**Task prompt**
Repeat each line of the material below exactly as it appears, minus any pictures.
[Start of Provided entries]
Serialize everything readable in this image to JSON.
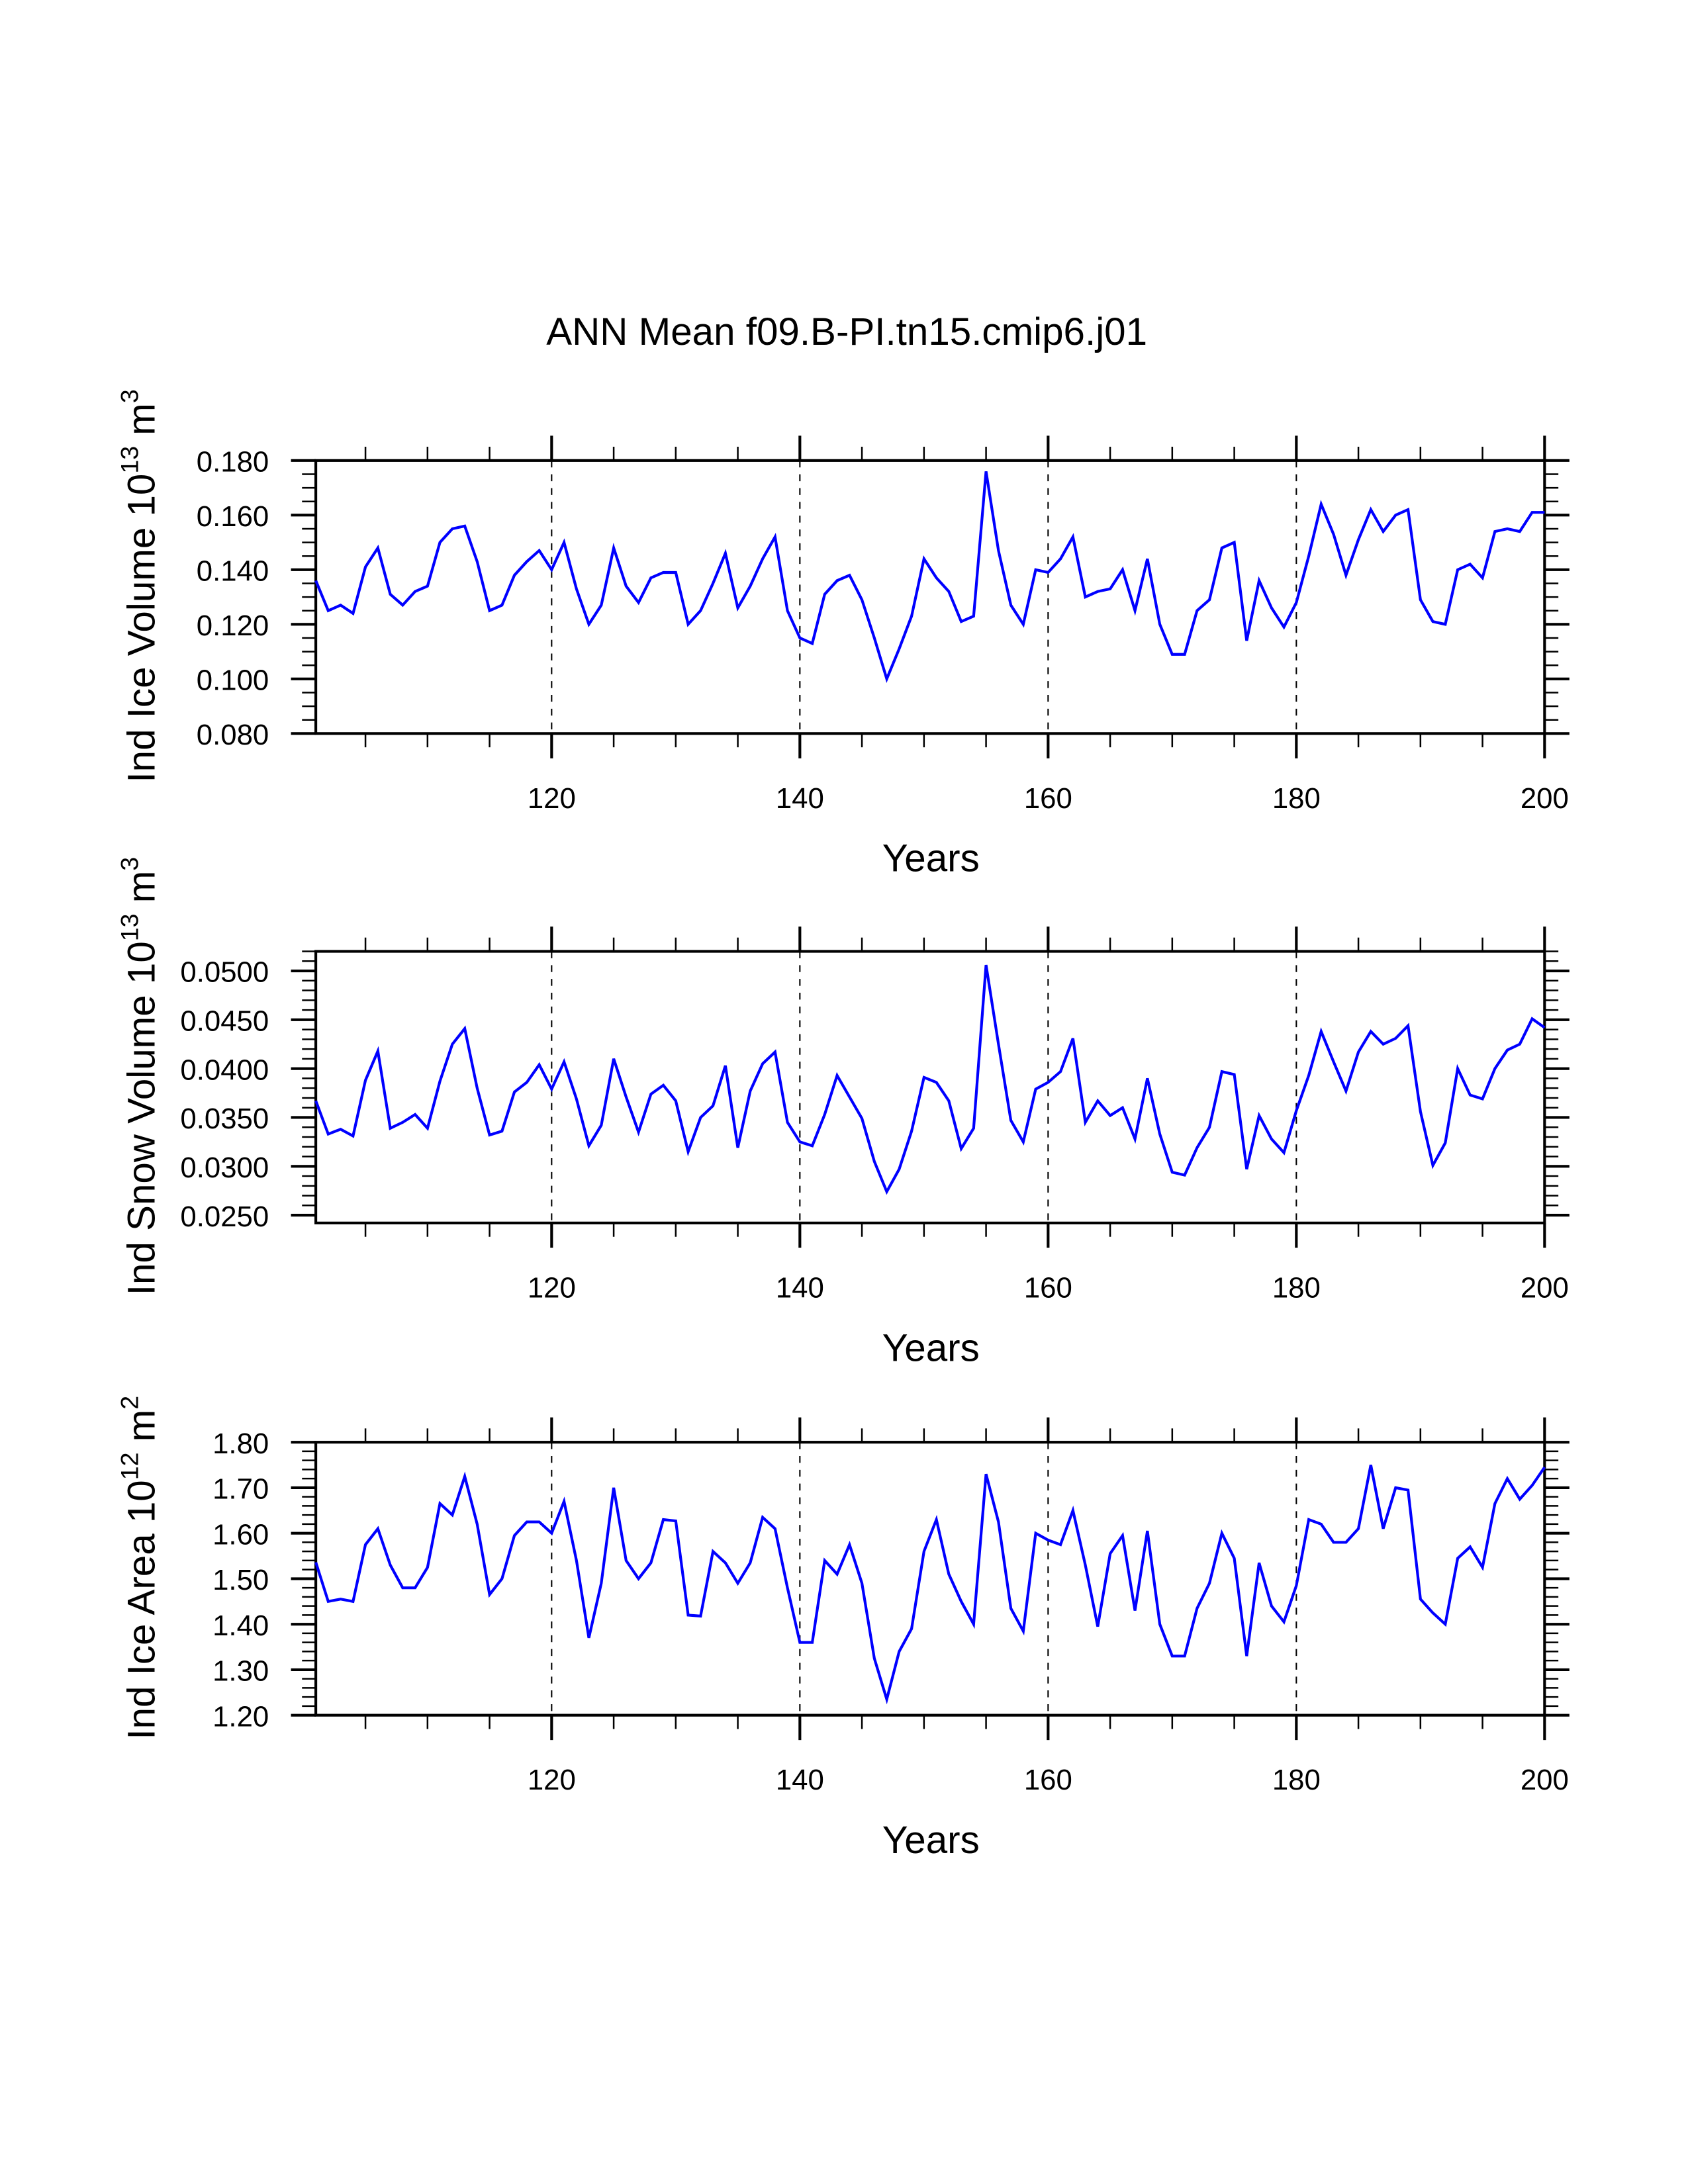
{
  "title": "ANN Mean f09.B-PI.tn15.cmip6.j01",
  "chart_data": [
    {
      "type": "line",
      "ylabel": {
        "base": "Ind Ice Volume 10",
        "exp": "13",
        "unit": " m",
        "unit_exp": "3"
      },
      "xlabel": "Years",
      "xlim": [
        101,
        200
      ],
      "ylim": [
        0.08,
        0.18
      ],
      "xticks": [
        120,
        140,
        160,
        180,
        200
      ],
      "xtick_labels": [
        "120",
        "140",
        "160",
        "180",
        "200"
      ],
      "yticks": [
        0.08,
        0.1,
        0.12,
        0.14,
        0.16,
        0.18
      ],
      "ytick_labels": [
        "0.080",
        "0.100",
        "0.120",
        "0.140",
        "0.160",
        "0.180"
      ],
      "yminor_step": 0.005,
      "grid_x": [
        120,
        140,
        160,
        180
      ],
      "color": "#0000ff",
      "x_start": 101,
      "values": [
        0.136,
        0.125,
        0.127,
        0.124,
        0.141,
        0.148,
        0.131,
        0.127,
        0.132,
        0.134,
        0.15,
        0.155,
        0.156,
        0.143,
        0.125,
        0.127,
        0.138,
        0.143,
        0.147,
        0.14,
        0.15,
        0.133,
        0.12,
        0.127,
        0.148,
        0.134,
        0.128,
        0.137,
        0.139,
        0.139,
        0.12,
        0.125,
        0.135,
        0.146,
        0.126,
        0.134,
        0.144,
        0.152,
        0.125,
        0.115,
        0.113,
        0.131,
        0.136,
        0.138,
        0.129,
        0.115,
        0.1,
        0.111,
        0.123,
        0.144,
        0.137,
        0.132,
        0.121,
        0.123,
        0.176,
        0.147,
        0.127,
        0.12,
        0.14,
        0.139,
        0.144,
        0.152,
        0.13,
        0.132,
        0.133,
        0.14,
        0.125,
        0.144,
        0.12,
        0.109,
        0.109,
        0.125,
        0.129,
        0.148,
        0.15,
        0.114,
        0.136,
        0.126,
        0.119,
        0.128,
        0.145,
        0.164,
        0.153,
        0.138,
        0.151,
        0.162,
        0.154,
        0.16,
        0.162,
        0.129,
        0.121,
        0.12,
        0.14,
        0.142,
        0.137,
        0.154,
        0.155,
        0.154,
        0.161,
        0.161
      ]
    },
    {
      "type": "line",
      "ylabel": {
        "base": "Ind Snow Volume 10",
        "exp": "13",
        "unit": " m",
        "unit_exp": "3"
      },
      "xlabel": "Years",
      "xlim": [
        101,
        200
      ],
      "ylim": [
        0.0242,
        0.052
      ],
      "xticks": [
        120,
        140,
        160,
        180,
        200
      ],
      "xtick_labels": [
        "120",
        "140",
        "160",
        "180",
        "200"
      ],
      "yticks": [
        0.025,
        0.03,
        0.035,
        0.04,
        0.045,
        0.05
      ],
      "ytick_labels": [
        "0.0250",
        "0.0300",
        "0.0350",
        "0.0400",
        "0.0450",
        "0.0500"
      ],
      "yminor_step": 0.001,
      "grid_x": [
        120,
        140,
        160,
        180
      ],
      "color": "#0000ff",
      "x_start": 101,
      "values": [
        0.0367,
        0.0333,
        0.0338,
        0.0331,
        0.0388,
        0.0418,
        0.0339,
        0.0345,
        0.0353,
        0.0339,
        0.0387,
        0.0425,
        0.0441,
        0.038,
        0.0332,
        0.0336,
        0.0376,
        0.0386,
        0.0404,
        0.0379,
        0.0407,
        0.0369,
        0.0321,
        0.0342,
        0.041,
        0.0371,
        0.0335,
        0.0374,
        0.0383,
        0.0367,
        0.0315,
        0.035,
        0.0362,
        0.0403,
        0.0319,
        0.0377,
        0.0405,
        0.0417,
        0.0345,
        0.0325,
        0.0321,
        0.0353,
        0.0393,
        0.0371,
        0.0349,
        0.0305,
        0.0274,
        0.0297,
        0.0336,
        0.0391,
        0.0386,
        0.0367,
        0.0318,
        0.0339,
        0.0506,
        0.0425,
        0.0347,
        0.0325,
        0.0379,
        0.0386,
        0.0397,
        0.0431,
        0.0345,
        0.0367,
        0.0352,
        0.036,
        0.0328,
        0.039,
        0.0333,
        0.0294,
        0.0291,
        0.0319,
        0.034,
        0.0397,
        0.0394,
        0.0297,
        0.0352,
        0.0328,
        0.0314,
        0.0357,
        0.0393,
        0.0438,
        0.0407,
        0.0377,
        0.0417,
        0.0438,
        0.0425,
        0.0431,
        0.0444,
        0.0356,
        0.0301,
        0.0324,
        0.04,
        0.0373,
        0.0369,
        0.04,
        0.0419,
        0.0425,
        0.0451,
        0.0442
      ]
    },
    {
      "type": "line",
      "ylabel": {
        "base": "Ind Ice Area 10",
        "exp": "12",
        "unit": " m",
        "unit_exp": "2"
      },
      "xlabel": "Years",
      "xlim": [
        101,
        200
      ],
      "ylim": [
        1.2,
        1.8
      ],
      "xticks": [
        120,
        140,
        160,
        180,
        200
      ],
      "xtick_labels": [
        "120",
        "140",
        "160",
        "180",
        "200"
      ],
      "yticks": [
        1.2,
        1.3,
        1.4,
        1.5,
        1.6,
        1.7,
        1.8
      ],
      "ytick_labels": [
        "1.20",
        "1.30",
        "1.40",
        "1.50",
        "1.60",
        "1.70",
        "1.80"
      ],
      "yminor_step": 0.02,
      "grid_x": [
        120,
        140,
        160,
        180
      ],
      "color": "#0000ff",
      "x_start": 101,
      "values": [
        1.536,
        1.45,
        1.455,
        1.45,
        1.575,
        1.61,
        1.53,
        1.48,
        1.48,
        1.525,
        1.665,
        1.64,
        1.725,
        1.62,
        1.465,
        1.5,
        1.595,
        1.625,
        1.625,
        1.6,
        1.67,
        1.54,
        1.37,
        1.49,
        1.7,
        1.54,
        1.5,
        1.535,
        1.63,
        1.627,
        1.42,
        1.418,
        1.56,
        1.535,
        1.49,
        1.535,
        1.635,
        1.61,
        1.48,
        1.36,
        1.36,
        1.54,
        1.51,
        1.575,
        1.49,
        1.325,
        1.235,
        1.34,
        1.39,
        1.56,
        1.63,
        1.51,
        1.45,
        1.4,
        1.73,
        1.625,
        1.435,
        1.385,
        1.6,
        1.585,
        1.575,
        1.65,
        1.53,
        1.395,
        1.555,
        1.595,
        1.43,
        1.605,
        1.4,
        1.33,
        1.33,
        1.435,
        1.49,
        1.6,
        1.545,
        1.33,
        1.535,
        1.44,
        1.405,
        1.485,
        1.63,
        1.62,
        1.58,
        1.58,
        1.61,
        1.75,
        1.61,
        1.7,
        1.695,
        1.455,
        1.425,
        1.4,
        1.545,
        1.57,
        1.525,
        1.665,
        1.72,
        1.675,
        1.705,
        1.745
      ]
    }
  ]
}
[End of Provided entries]
**Response to the task**
Serialize everything readable in this image to JSON.
{
  "title": "ANN Mean f09.B-PI.tn15.cmip6.j01",
  "chart_data": [
    {
      "type": "line",
      "ylabel": {
        "base": "Ind Ice Volume 10",
        "exp": "13",
        "unit": " m",
        "unit_exp": "3"
      },
      "xlabel": "Years",
      "xlim": [
        101,
        200
      ],
      "ylim": [
        0.08,
        0.18
      ],
      "xticks": [
        120,
        140,
        160,
        180,
        200
      ],
      "xtick_labels": [
        "120",
        "140",
        "160",
        "180",
        "200"
      ],
      "yticks": [
        0.08,
        0.1,
        0.12,
        0.14,
        0.16,
        0.18
      ],
      "ytick_labels": [
        "0.080",
        "0.100",
        "0.120",
        "0.140",
        "0.160",
        "0.180"
      ],
      "yminor_step": 0.005,
      "grid_x": [
        120,
        140,
        160,
        180
      ],
      "color": "#0000ff",
      "x_start": 101,
      "values": [
        0.136,
        0.125,
        0.127,
        0.124,
        0.141,
        0.148,
        0.131,
        0.127,
        0.132,
        0.134,
        0.15,
        0.155,
        0.156,
        0.143,
        0.125,
        0.127,
        0.138,
        0.143,
        0.147,
        0.14,
        0.15,
        0.133,
        0.12,
        0.127,
        0.148,
        0.134,
        0.128,
        0.137,
        0.139,
        0.139,
        0.12,
        0.125,
        0.135,
        0.146,
        0.126,
        0.134,
        0.144,
        0.152,
        0.125,
        0.115,
        0.113,
        0.131,
        0.136,
        0.138,
        0.129,
        0.115,
        0.1,
        0.111,
        0.123,
        0.144,
        0.137,
        0.132,
        0.121,
        0.123,
        0.176,
        0.147,
        0.127,
        0.12,
        0.14,
        0.139,
        0.144,
        0.152,
        0.13,
        0.132,
        0.133,
        0.14,
        0.125,
        0.144,
        0.12,
        0.109,
        0.109,
        0.125,
        0.129,
        0.148,
        0.15,
        0.114,
        0.136,
        0.126,
        0.119,
        0.128,
        0.145,
        0.164,
        0.153,
        0.138,
        0.151,
        0.162,
        0.154,
        0.16,
        0.162,
        0.129,
        0.121,
        0.12,
        0.14,
        0.142,
        0.137,
        0.154,
        0.155,
        0.154,
        0.161,
        0.161
      ]
    },
    {
      "type": "line",
      "ylabel": {
        "base": "Ind Snow Volume 10",
        "exp": "13",
        "unit": " m",
        "unit_exp": "3"
      },
      "xlabel": "Years",
      "xlim": [
        101,
        200
      ],
      "ylim": [
        0.0242,
        0.052
      ],
      "xticks": [
        120,
        140,
        160,
        180,
        200
      ],
      "xtick_labels": [
        "120",
        "140",
        "160",
        "180",
        "200"
      ],
      "yticks": [
        0.025,
        0.03,
        0.035,
        0.04,
        0.045,
        0.05
      ],
      "ytick_labels": [
        "0.0250",
        "0.0300",
        "0.0350",
        "0.0400",
        "0.0450",
        "0.0500"
      ],
      "yminor_step": 0.001,
      "grid_x": [
        120,
        140,
        160,
        180
      ],
      "color": "#0000ff",
      "x_start": 101,
      "values": [
        0.0367,
        0.0333,
        0.0338,
        0.0331,
        0.0388,
        0.0418,
        0.0339,
        0.0345,
        0.0353,
        0.0339,
        0.0387,
        0.0425,
        0.0441,
        0.038,
        0.0332,
        0.0336,
        0.0376,
        0.0386,
        0.0404,
        0.0379,
        0.0407,
        0.0369,
        0.0321,
        0.0342,
        0.041,
        0.0371,
        0.0335,
        0.0374,
        0.0383,
        0.0367,
        0.0315,
        0.035,
        0.0362,
        0.0403,
        0.0319,
        0.0377,
        0.0405,
        0.0417,
        0.0345,
        0.0325,
        0.0321,
        0.0353,
        0.0393,
        0.0371,
        0.0349,
        0.0305,
        0.0274,
        0.0297,
        0.0336,
        0.0391,
        0.0386,
        0.0367,
        0.0318,
        0.0339,
        0.0506,
        0.0425,
        0.0347,
        0.0325,
        0.0379,
        0.0386,
        0.0397,
        0.0431,
        0.0345,
        0.0367,
        0.0352,
        0.036,
        0.0328,
        0.039,
        0.0333,
        0.0294,
        0.0291,
        0.0319,
        0.034,
        0.0397,
        0.0394,
        0.0297,
        0.0352,
        0.0328,
        0.0314,
        0.0357,
        0.0393,
        0.0438,
        0.0407,
        0.0377,
        0.0417,
        0.0438,
        0.0425,
        0.0431,
        0.0444,
        0.0356,
        0.0301,
        0.0324,
        0.04,
        0.0373,
        0.0369,
        0.04,
        0.0419,
        0.0425,
        0.0451,
        0.0442
      ]
    },
    {
      "type": "line",
      "ylabel": {
        "base": "Ind Ice Area 10",
        "exp": "12",
        "unit": " m",
        "unit_exp": "2"
      },
      "xlabel": "Years",
      "xlim": [
        101,
        200
      ],
      "ylim": [
        1.2,
        1.8
      ],
      "xticks": [
        120,
        140,
        160,
        180,
        200
      ],
      "xtick_labels": [
        "120",
        "140",
        "160",
        "180",
        "200"
      ],
      "yticks": [
        1.2,
        1.3,
        1.4,
        1.5,
        1.6,
        1.7,
        1.8
      ],
      "ytick_labels": [
        "1.20",
        "1.30",
        "1.40",
        "1.50",
        "1.60",
        "1.70",
        "1.80"
      ],
      "yminor_step": 0.02,
      "grid_x": [
        120,
        140,
        160,
        180
      ],
      "color": "#0000ff",
      "x_start": 101,
      "values": [
        1.536,
        1.45,
        1.455,
        1.45,
        1.575,
        1.61,
        1.53,
        1.48,
        1.48,
        1.525,
        1.665,
        1.64,
        1.725,
        1.62,
        1.465,
        1.5,
        1.595,
        1.625,
        1.625,
        1.6,
        1.67,
        1.54,
        1.37,
        1.49,
        1.7,
        1.54,
        1.5,
        1.535,
        1.63,
        1.627,
        1.42,
        1.418,
        1.56,
        1.535,
        1.49,
        1.535,
        1.635,
        1.61,
        1.48,
        1.36,
        1.36,
        1.54,
        1.51,
        1.575,
        1.49,
        1.325,
        1.235,
        1.34,
        1.39,
        1.56,
        1.63,
        1.51,
        1.45,
        1.4,
        1.73,
        1.625,
        1.435,
        1.385,
        1.6,
        1.585,
        1.575,
        1.65,
        1.53,
        1.395,
        1.555,
        1.595,
        1.43,
        1.605,
        1.4,
        1.33,
        1.33,
        1.435,
        1.49,
        1.6,
        1.545,
        1.33,
        1.535,
        1.44,
        1.405,
        1.485,
        1.63,
        1.62,
        1.58,
        1.58,
        1.61,
        1.75,
        1.61,
        1.7,
        1.695,
        1.455,
        1.425,
        1.4,
        1.545,
        1.57,
        1.525,
        1.665,
        1.72,
        1.675,
        1.705,
        1.745
      ]
    }
  ]
}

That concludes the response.